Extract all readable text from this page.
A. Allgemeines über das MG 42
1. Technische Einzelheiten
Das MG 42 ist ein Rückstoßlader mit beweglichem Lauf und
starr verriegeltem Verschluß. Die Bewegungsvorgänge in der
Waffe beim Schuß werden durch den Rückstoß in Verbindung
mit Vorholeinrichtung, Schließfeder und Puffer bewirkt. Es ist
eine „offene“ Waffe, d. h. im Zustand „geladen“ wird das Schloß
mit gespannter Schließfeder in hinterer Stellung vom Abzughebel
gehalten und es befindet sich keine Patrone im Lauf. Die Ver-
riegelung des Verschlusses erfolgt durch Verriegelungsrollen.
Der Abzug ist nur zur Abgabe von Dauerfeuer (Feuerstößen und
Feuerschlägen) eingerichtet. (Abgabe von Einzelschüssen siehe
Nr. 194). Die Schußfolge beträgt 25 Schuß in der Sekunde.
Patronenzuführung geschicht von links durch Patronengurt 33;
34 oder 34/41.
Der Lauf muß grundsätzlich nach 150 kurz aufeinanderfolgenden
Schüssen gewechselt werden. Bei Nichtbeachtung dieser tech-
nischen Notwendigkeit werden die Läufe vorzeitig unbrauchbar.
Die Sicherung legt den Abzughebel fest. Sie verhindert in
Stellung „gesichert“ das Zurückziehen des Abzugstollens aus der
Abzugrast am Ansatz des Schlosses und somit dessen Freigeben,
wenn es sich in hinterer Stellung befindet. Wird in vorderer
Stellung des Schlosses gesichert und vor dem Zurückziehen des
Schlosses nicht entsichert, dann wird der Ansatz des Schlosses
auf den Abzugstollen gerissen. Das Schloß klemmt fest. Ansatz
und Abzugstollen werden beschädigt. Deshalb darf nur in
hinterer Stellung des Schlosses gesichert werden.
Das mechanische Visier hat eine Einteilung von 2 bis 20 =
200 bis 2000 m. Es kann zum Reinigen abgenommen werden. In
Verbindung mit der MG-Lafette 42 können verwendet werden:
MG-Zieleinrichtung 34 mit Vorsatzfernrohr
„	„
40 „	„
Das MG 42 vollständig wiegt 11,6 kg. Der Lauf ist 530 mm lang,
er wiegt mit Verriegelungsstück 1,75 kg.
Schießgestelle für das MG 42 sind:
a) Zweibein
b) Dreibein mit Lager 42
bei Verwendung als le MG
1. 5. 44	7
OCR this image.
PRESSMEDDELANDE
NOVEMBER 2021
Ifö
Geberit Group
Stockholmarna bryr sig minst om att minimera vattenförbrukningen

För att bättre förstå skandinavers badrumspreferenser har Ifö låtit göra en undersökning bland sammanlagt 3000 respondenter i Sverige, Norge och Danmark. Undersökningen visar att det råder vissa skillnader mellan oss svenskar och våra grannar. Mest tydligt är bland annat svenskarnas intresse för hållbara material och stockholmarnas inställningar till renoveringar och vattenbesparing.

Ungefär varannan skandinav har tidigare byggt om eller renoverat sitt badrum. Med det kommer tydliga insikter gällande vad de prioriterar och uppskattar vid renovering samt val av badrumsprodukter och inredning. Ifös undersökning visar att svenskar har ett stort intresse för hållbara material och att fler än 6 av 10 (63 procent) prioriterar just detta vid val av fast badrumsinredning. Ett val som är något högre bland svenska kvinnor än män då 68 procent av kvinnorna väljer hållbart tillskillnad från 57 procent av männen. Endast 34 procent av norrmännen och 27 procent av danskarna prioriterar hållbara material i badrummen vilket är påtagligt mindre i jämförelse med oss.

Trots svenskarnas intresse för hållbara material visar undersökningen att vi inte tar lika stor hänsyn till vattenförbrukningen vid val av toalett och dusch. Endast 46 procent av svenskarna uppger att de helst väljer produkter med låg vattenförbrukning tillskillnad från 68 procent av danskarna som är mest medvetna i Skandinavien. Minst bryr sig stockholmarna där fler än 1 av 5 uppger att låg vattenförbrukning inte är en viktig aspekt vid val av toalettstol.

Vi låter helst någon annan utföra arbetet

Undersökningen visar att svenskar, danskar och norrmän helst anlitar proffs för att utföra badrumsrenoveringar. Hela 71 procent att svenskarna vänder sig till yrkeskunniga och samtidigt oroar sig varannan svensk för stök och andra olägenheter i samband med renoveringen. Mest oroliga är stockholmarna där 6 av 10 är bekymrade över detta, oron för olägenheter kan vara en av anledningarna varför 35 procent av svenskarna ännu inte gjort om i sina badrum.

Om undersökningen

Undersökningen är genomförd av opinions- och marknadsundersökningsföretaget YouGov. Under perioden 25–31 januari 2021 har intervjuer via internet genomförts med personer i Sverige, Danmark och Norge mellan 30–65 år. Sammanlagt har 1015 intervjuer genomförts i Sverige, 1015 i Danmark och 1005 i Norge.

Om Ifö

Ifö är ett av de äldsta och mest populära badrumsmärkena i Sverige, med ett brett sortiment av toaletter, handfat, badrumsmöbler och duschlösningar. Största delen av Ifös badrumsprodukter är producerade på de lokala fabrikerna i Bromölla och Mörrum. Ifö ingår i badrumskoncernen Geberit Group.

------------------------------

■ **TASK PROMPT**
All of the material above needs to be retyped word for word.

■ **EXERCISE RESPONSE**
Extract all readable text from this page.
A. Allgemeines über das MG 42
1. Technische Einzelheiten
Das MG 42 ist ein Rückstoßlader mit beweglichem Lauf und
starr verriegeltem Verschluß. Die Bewegungsvorgänge in der
Waffe beim Schuß werden durch den Rückstoß in Verbindung
mit Vorholeinrichtung, Schließfeder und Puffer bewirkt. Es ist
eine „offene“ Waffe, d. h. im Zustand „geladen“ wird das Schloß
mit gespannter Schließfeder in hinterer Stellung vom Abzughebel
gehalten und es befindet sich keine Patrone im Lauf. Die Ver-
riegelung des Verschlusses erfolgt durch Verriegelungsrollen.
Der Abzug ist nur zur Abgabe von Dauerfeuer (Feuerstößen und
Feuerschlägen) eingerichtet. (Abgabe von Einzelschüssen siehe
Nr. 194). Die Schußfolge beträgt 25 Schuß in der Sekunde.
Patronenzuführung geschicht von links durch Patronengurt 33;
34 oder 34/41.
Der Lauf muß grundsätzlich nach 150 kurz aufeinanderfolgenden
Schüssen gewechselt werden. Bei Nichtbeachtung dieser tech-
nischen Notwendigkeit werden die Läufe vorzeitig unbrauchbar.
Die Sicherung legt den Abzughebel fest. Sie verhindert in
Stellung „gesichert“ das Zurückziehen des Abzugstollens aus der
Abzugrast am Ansatz des Schlosses und somit dessen Freigeben,
wenn es sich in hinterer Stellung befindet. Wird in vorderer
Stellung des Schlosses gesichert und vor dem Zurückziehen des
Schlosses nicht entsichert, dann wird der Ansatz des Schlosses
auf den Abzugstollen gerissen. Das Schloß klemmt fest. Ansatz
und Abzugstollen werden beschädigt. Deshalb darf nur in
hinterer Stellung des Schlosses gesichert werden.
Das mechanische Visier hat eine Einteilung von 2 bis 20 =
200 bis 2000 m. Es kann zum Reinigen abgenommen werden. In
Verbindung mit der MG-Lafette 42 können verwendet werden:
MG-Zieleinrichtung 34 mit Vorsatzfernrohr
„	„
40 „	„
Das MG 42 vollständig wiegt 11,6 kg. Der Lauf ist 530 mm lang,
er wiegt mit Verriegelungsstück 1,75 kg.
Schießgestelle für das MG 42 sind:
a) Zweibein
b) Dreibein mit Lager 42
bei Verwendung als le MG
1. 5. 44	7
OCR this image.
PRESSMEDDELANDE
NOVEMBER 2021
Ifö
Geberit Group
Stockholmarna bryr sig minst om att minimera vattenförbrukningen

För att bättre förstå skandinavers badrumspreferenser har Ifö låtit göra en undersökning bland sammanlagt 3000 respondenter i Sverige, Norge och Danmark. Undersökningen visar att det råder vissa skillnader mellan oss svenskar och våra grannar. Mest tydligt är bland annat svenskarnas intresse för hållbara material och stockholmarnas inställningar till renoveringar och vattenbesparing.

Ungefär varannan skandinav har tidigare byggt om eller renoverat sitt badrum. Med det kommer tydliga insikter gällande vad de prioriterar och uppskattar vid renovering samt val av badrumsprodukter och inredning. Ifös undersökning visar att svenskar har ett stort intresse för hållbara material och att fler än 6 av 10 (63 procent) prioriterar just detta vid val av fast badrumsinredning. Ett val som är något högre bland svenska kvinnor än män då 68 procent av kvinnorna väljer hållbart tillskillnad från 57 procent av männen. Endast 34 procent av norrmännen och 27 procent av danskarna prioriterar hållbara material i badrummen vilket är påtagligt mindre i jämförelse med oss.

Trots svenskarnas intresse för hållbara material visar undersökningen att vi inte tar lika stor hänsyn till vattenförbrukningen vid val av toalett och dusch. Endast 46 procent av svenskarna uppger att de helst väljer produkter med låg vattenförbrukning tillskillnad från 68 procent av danskarna som är mest medvetna i Skandinavien. Minst bryr sig stockholmarna där fler än 1 av 5 uppger att låg vattenförbrukning inte är en viktig aspekt vid val av toalettstol.

Vi låter helst någon annan utföra arbetet

Undersökningen visar att svenskar, danskar och norrmän helst anlitar proffs för att utföra badrumsrenoveringar. Hela 71 procent att svenskarna vänder sig till yrkeskunniga och samtidigt oroar sig varannan svensk för stök och andra olägenheter i samband med renoveringen. Mest oroliga är stockholmarna där 6 av 10 är bekymrade över detta, oron för olägenheter kan vara en av anledningarna varför 35 procent av svenskarna ännu inte gjort om i sina badrum.

Om undersökningen

Undersökningen är genomförd av opinions- och marknadsundersökningsföretaget YouGov. Under perioden 25–31 januari 2021 har intervjuer via internet genomförts med personer i Sverige, Danmark och Norge mellan 30–65 år. Sammanlagt har 1015 intervjuer genomförts i Sverige, 1015 i Danmark och 1005 i Norge.

Om Ifö

Ifö är ett av de äldsta och mest populära badrumsmärkena i Sverige, med ett brett sortiment av toaletter, handfat, badrumsmöbler och duschlösningar. Största delen av Ifös badrumsprodukter är producerade på de lokala fabrikerna i Bromölla och Mörrum. Ifö ingår i badrumskoncernen Geberit Group.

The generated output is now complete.